STATED PROBLEM:
Output all entries verbatim. Skip pictures.

·····

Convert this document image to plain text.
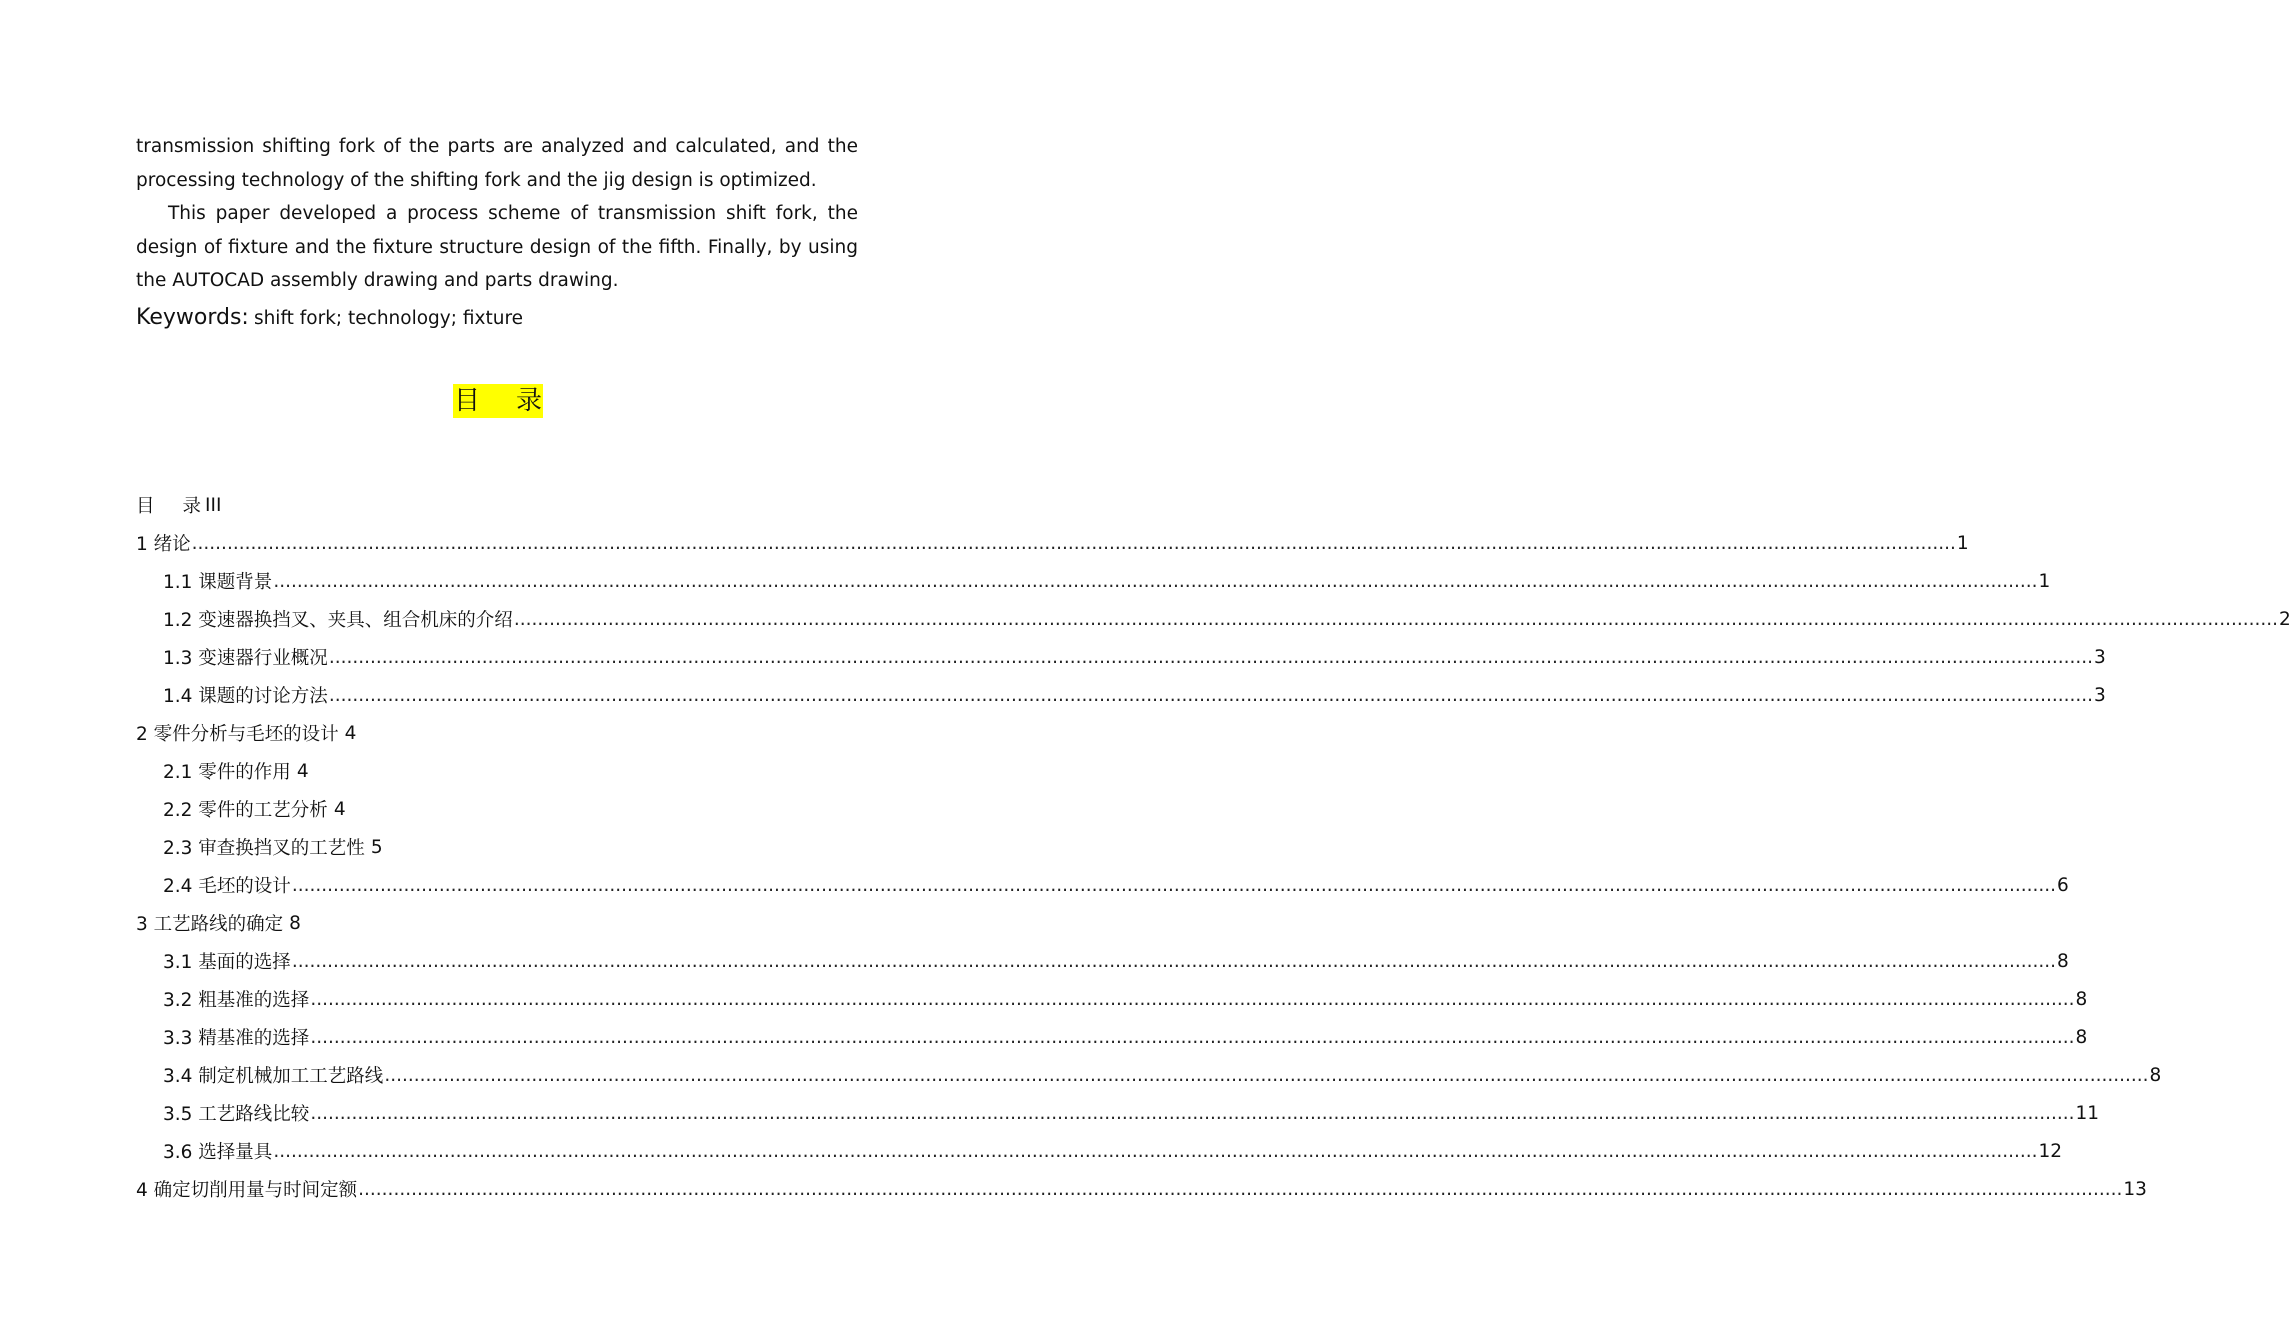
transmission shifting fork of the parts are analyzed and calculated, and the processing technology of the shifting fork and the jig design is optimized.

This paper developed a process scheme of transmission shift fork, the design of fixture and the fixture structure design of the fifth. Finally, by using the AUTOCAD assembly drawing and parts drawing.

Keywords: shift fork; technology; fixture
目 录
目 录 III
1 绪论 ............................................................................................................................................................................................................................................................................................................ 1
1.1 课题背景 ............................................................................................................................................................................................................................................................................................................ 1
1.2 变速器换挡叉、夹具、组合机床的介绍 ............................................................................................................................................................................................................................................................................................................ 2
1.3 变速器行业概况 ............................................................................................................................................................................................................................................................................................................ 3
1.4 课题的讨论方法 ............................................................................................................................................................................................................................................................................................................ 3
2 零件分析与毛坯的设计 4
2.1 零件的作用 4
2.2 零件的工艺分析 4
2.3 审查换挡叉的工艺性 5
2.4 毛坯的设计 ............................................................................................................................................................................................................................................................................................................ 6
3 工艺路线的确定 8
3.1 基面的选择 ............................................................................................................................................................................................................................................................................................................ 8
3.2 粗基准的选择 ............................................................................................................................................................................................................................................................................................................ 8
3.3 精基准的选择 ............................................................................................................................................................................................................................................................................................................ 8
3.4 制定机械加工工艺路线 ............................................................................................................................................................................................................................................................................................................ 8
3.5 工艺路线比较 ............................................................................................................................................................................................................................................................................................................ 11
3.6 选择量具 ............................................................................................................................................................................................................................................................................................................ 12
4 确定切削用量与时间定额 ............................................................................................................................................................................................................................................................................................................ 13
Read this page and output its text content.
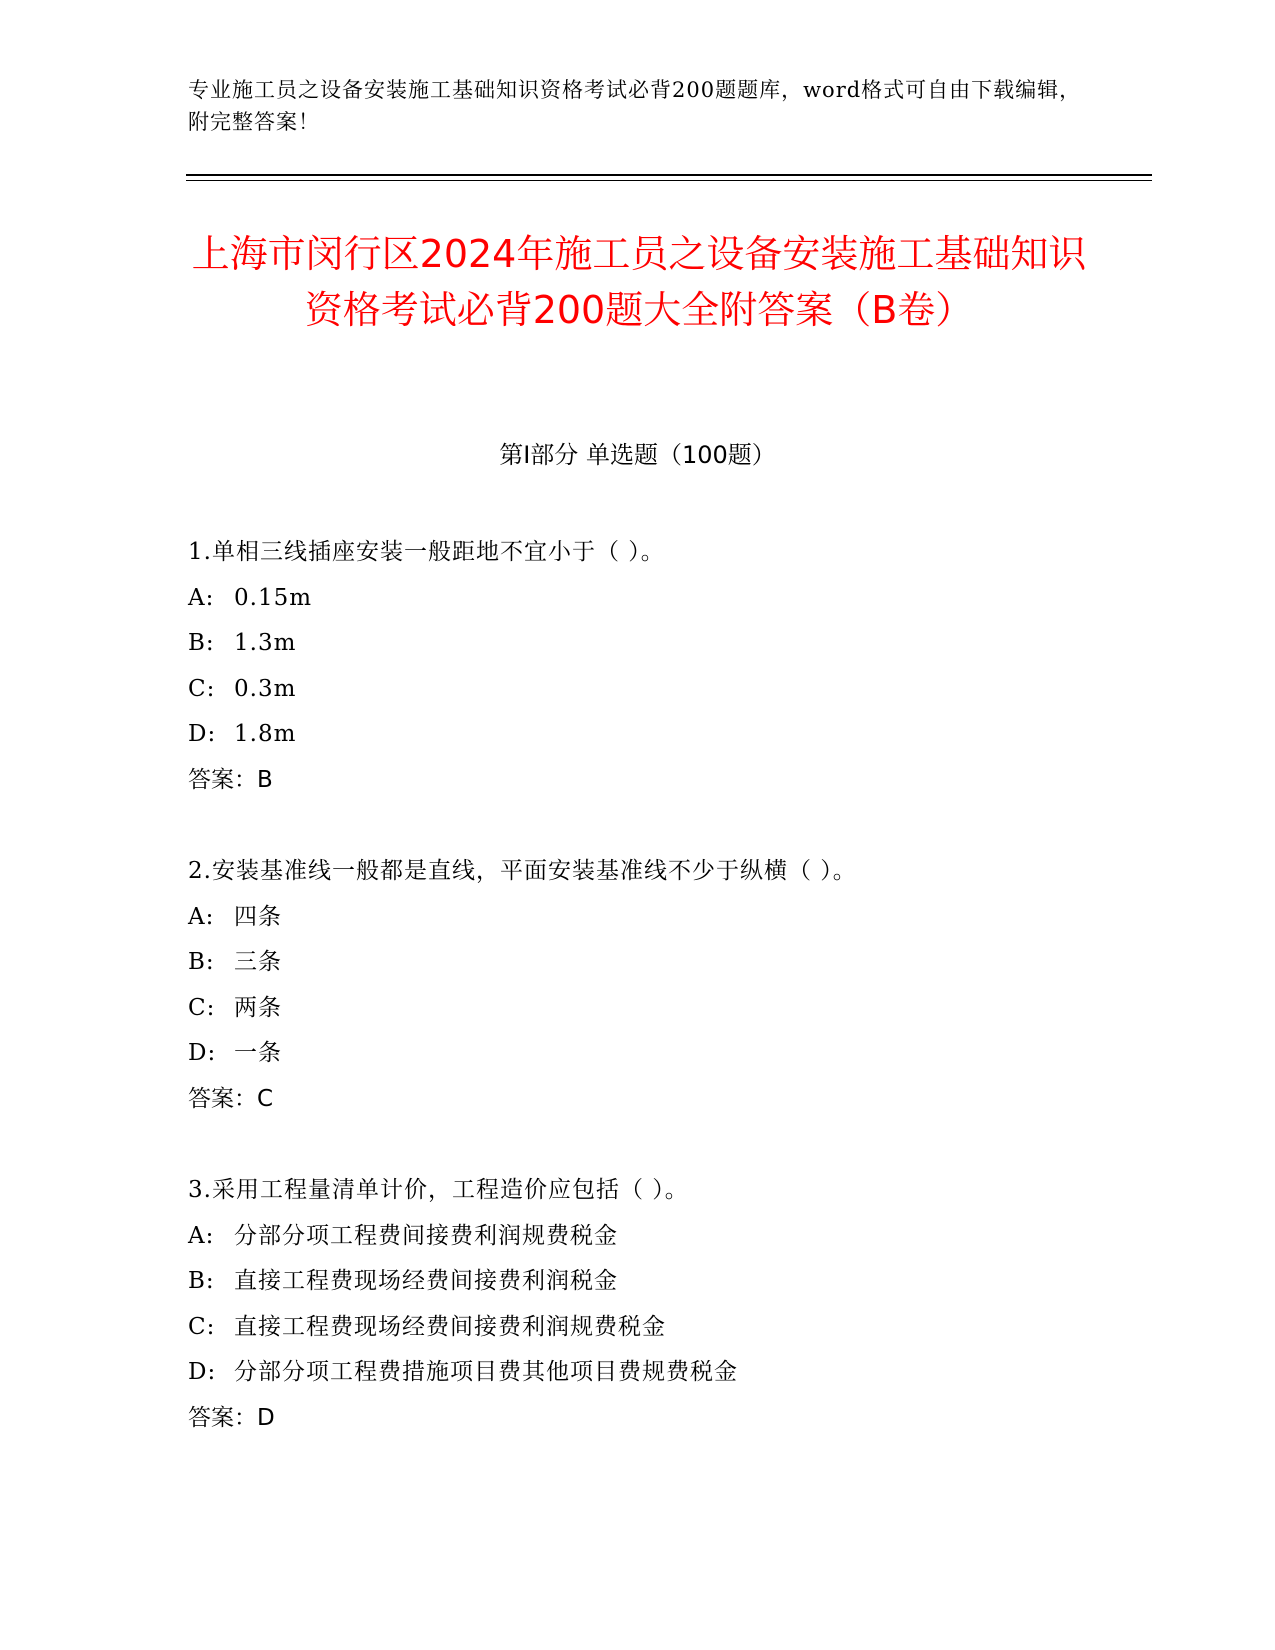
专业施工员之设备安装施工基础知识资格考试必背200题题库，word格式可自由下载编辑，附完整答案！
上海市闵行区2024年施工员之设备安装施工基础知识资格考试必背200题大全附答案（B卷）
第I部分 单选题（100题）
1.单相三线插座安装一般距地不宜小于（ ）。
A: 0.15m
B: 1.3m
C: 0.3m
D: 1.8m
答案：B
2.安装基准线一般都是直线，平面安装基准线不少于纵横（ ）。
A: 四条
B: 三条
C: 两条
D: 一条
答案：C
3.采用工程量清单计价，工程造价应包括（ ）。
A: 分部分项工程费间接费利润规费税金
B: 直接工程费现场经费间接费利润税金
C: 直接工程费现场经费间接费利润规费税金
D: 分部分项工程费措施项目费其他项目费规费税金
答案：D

·····

RESPONSE:
Convert this document image to plain text.
transmission shifting fork of the parts are analyzed and calculated, and the processing technology of the shifting fork and the jig design is optimized.

This paper developed a process scheme of transmission shift fork, the design of fixture and the fixture structure design of the fifth. Finally, by using the AUTOCAD assembly drawing and parts drawing.

Keywords: shift fork; technology; fixture
目 录
目 录 III
1 绪论 ............................................................................................................................................................................................................................................................................................................ 1
1.1 课题背景 ............................................................................................................................................................................................................................................................................................................ 1
1.2 变速器换挡叉、夹具、组合机床的介绍 ............................................................................................................................................................................................................................................................................................................ 2
1.3 变速器行业概况 ............................................................................................................................................................................................................................................................................................................ 3
1.4 课题的讨论方法 ............................................................................................................................................................................................................................................................................................................ 3
2 零件分析与毛坯的设计 4
2.1 零件的作用 4
2.2 零件的工艺分析 4
2.3 审查换挡叉的工艺性 5
2.4 毛坯的设计 ............................................................................................................................................................................................................................................................................................................ 6
3 工艺路线的确定 8
3.1 基面的选择 ............................................................................................................................................................................................................................................................................................................ 8
3.2 粗基准的选择 ............................................................................................................................................................................................................................................................................................................ 8
3.3 精基准的选择 ............................................................................................................................................................................................................................................................................................................ 8
3.4 制定机械加工工艺路线 ............................................................................................................................................................................................................................................................................................................ 8
3.5 工艺路线比较 ............................................................................................................................................................................................................................................................................................................ 11
3.6 选择量具 ............................................................................................................................................................................................................................................................................................................ 12
4 确定切削用量与时间定额 ............................................................................................................................................................................................................................................................................................................ 13
Read this page and output its text content.
专业施工员之设备安装施工基础知识资格考试必背200题题库，word格式可自由下载编辑，附完整答案！
上海市闵行区2024年施工员之设备安装施工基础知识资格考试必背200题大全附答案（B卷）
第I部分 单选题（100题）
1.单相三线插座安装一般距地不宜小于（ ）。
A: 0.15m
B: 1.3m
C: 0.3m
D: 1.8m
答案：B
2.安装基准线一般都是直线，平面安装基准线不少于纵横（ ）。
A: 四条
B: 三条
C: 两条
D: 一条
答案：C
3.采用工程量清单计价，工程造价应包括（ ）。
A: 分部分项工程费间接费利润规费税金
B: 直接工程费现场经费间接费利润税金
C: 直接工程费现场经费间接费利润规费税金
D: 分部分项工程费措施项目费其他项目费规费税金
答案：D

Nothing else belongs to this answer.